What to produce:
All of the data should be repeated exactly; pictures are not part of the copy.

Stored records
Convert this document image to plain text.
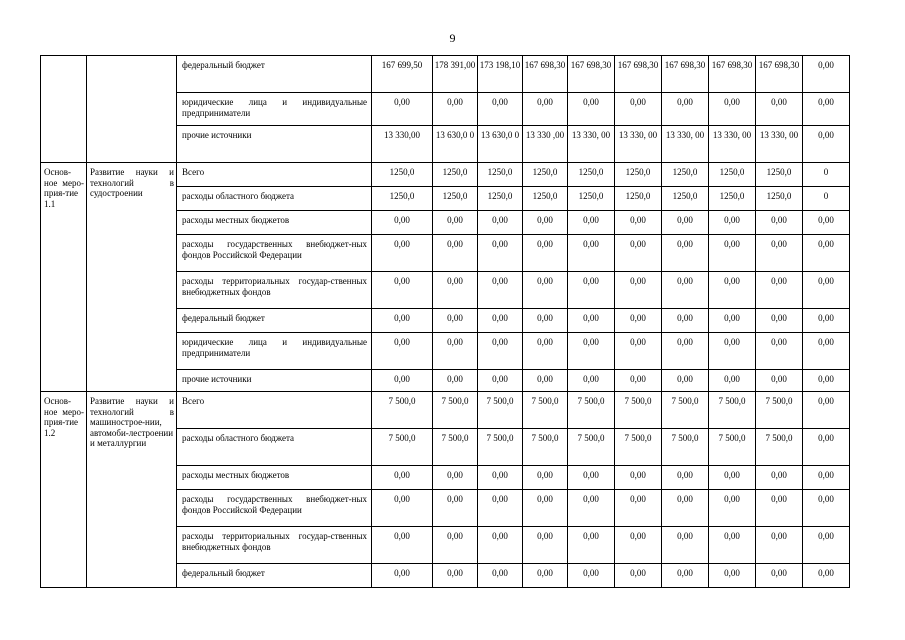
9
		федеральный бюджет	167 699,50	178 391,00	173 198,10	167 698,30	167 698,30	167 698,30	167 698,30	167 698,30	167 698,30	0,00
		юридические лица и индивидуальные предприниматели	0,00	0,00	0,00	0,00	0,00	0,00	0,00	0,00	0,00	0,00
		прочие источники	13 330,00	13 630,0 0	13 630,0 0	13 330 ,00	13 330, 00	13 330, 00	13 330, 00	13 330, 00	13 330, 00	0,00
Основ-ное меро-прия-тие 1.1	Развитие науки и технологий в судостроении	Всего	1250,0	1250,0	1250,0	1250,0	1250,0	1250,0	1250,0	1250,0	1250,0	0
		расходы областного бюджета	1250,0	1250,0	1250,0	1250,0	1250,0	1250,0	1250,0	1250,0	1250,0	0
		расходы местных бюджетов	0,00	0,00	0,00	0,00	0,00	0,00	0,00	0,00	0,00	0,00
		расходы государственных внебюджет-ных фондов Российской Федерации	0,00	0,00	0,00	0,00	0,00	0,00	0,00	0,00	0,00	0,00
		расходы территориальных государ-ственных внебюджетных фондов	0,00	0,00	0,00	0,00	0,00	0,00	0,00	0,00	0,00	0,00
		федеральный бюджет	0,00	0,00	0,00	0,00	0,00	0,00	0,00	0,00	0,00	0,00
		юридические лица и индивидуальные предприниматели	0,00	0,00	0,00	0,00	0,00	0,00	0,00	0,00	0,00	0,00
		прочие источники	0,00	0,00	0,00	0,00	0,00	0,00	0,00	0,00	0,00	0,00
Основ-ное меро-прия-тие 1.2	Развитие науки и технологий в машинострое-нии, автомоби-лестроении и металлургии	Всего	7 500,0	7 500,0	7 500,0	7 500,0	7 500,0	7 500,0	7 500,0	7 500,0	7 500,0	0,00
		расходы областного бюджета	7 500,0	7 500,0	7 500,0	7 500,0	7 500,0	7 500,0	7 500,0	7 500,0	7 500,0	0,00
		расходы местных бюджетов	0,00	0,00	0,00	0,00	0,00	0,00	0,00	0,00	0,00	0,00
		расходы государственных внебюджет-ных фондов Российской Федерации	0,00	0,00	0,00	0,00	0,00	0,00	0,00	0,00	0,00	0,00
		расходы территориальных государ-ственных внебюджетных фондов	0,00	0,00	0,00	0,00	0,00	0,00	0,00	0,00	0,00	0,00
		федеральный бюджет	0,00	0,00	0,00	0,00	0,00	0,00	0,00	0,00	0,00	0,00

Final result:
Convert this document image to plain text.
9
		федеральный бюджет	167 699,50	178 391,00	173 198,10	167 698,30	167 698,30	167 698,30	167 698,30	167 698,30	167 698,30	0,00
		юридические лица и индивидуальные предприниматели	0,00	0,00	0,00	0,00	0,00	0,00	0,00	0,00	0,00	0,00
		прочие источники	13 330,00	13 630,0 0	13 630,0 0	13 330 ,00	13 330, 00	13 330, 00	13 330, 00	13 330, 00	13 330, 00	0,00
Основ-ное меро-прия-тие 1.1	Развитие науки и технологий в судостроении	Всего	1250,0	1250,0	1250,0	1250,0	1250,0	1250,0	1250,0	1250,0	1250,0	0
		расходы областного бюджета	1250,0	1250,0	1250,0	1250,0	1250,0	1250,0	1250,0	1250,0	1250,0	0
		расходы местных бюджетов	0,00	0,00	0,00	0,00	0,00	0,00	0,00	0,00	0,00	0,00
		расходы государственных внебюджет-ных фондов Российской Федерации	0,00	0,00	0,00	0,00	0,00	0,00	0,00	0,00	0,00	0,00
		расходы территориальных государ-ственных внебюджетных фондов	0,00	0,00	0,00	0,00	0,00	0,00	0,00	0,00	0,00	0,00
		федеральный бюджет	0,00	0,00	0,00	0,00	0,00	0,00	0,00	0,00	0,00	0,00
		юридические лица и индивидуальные предприниматели	0,00	0,00	0,00	0,00	0,00	0,00	0,00	0,00	0,00	0,00
		прочие источники	0,00	0,00	0,00	0,00	0,00	0,00	0,00	0,00	0,00	0,00
Основ-ное меро-прия-тие 1.2	Развитие науки и технологий в машинострое-нии, автомоби-лестроении и металлургии	Всего	7 500,0	7 500,0	7 500,0	7 500,0	7 500,0	7 500,0	7 500,0	7 500,0	7 500,0	0,00
		расходы областного бюджета	7 500,0	7 500,0	7 500,0	7 500,0	7 500,0	7 500,0	7 500,0	7 500,0	7 500,0	0,00
		расходы местных бюджетов	0,00	0,00	0,00	0,00	0,00	0,00	0,00	0,00	0,00	0,00
		расходы государственных внебюджет-ных фондов Российской Федерации	0,00	0,00	0,00	0,00	0,00	0,00	0,00	0,00	0,00	0,00
		расходы территориальных государ-ственных внебюджетных фондов	0,00	0,00	0,00	0,00	0,00	0,00	0,00	0,00	0,00	0,00
		федеральный бюджет	0,00	0,00	0,00	0,00	0,00	0,00	0,00	0,00	0,00	0,00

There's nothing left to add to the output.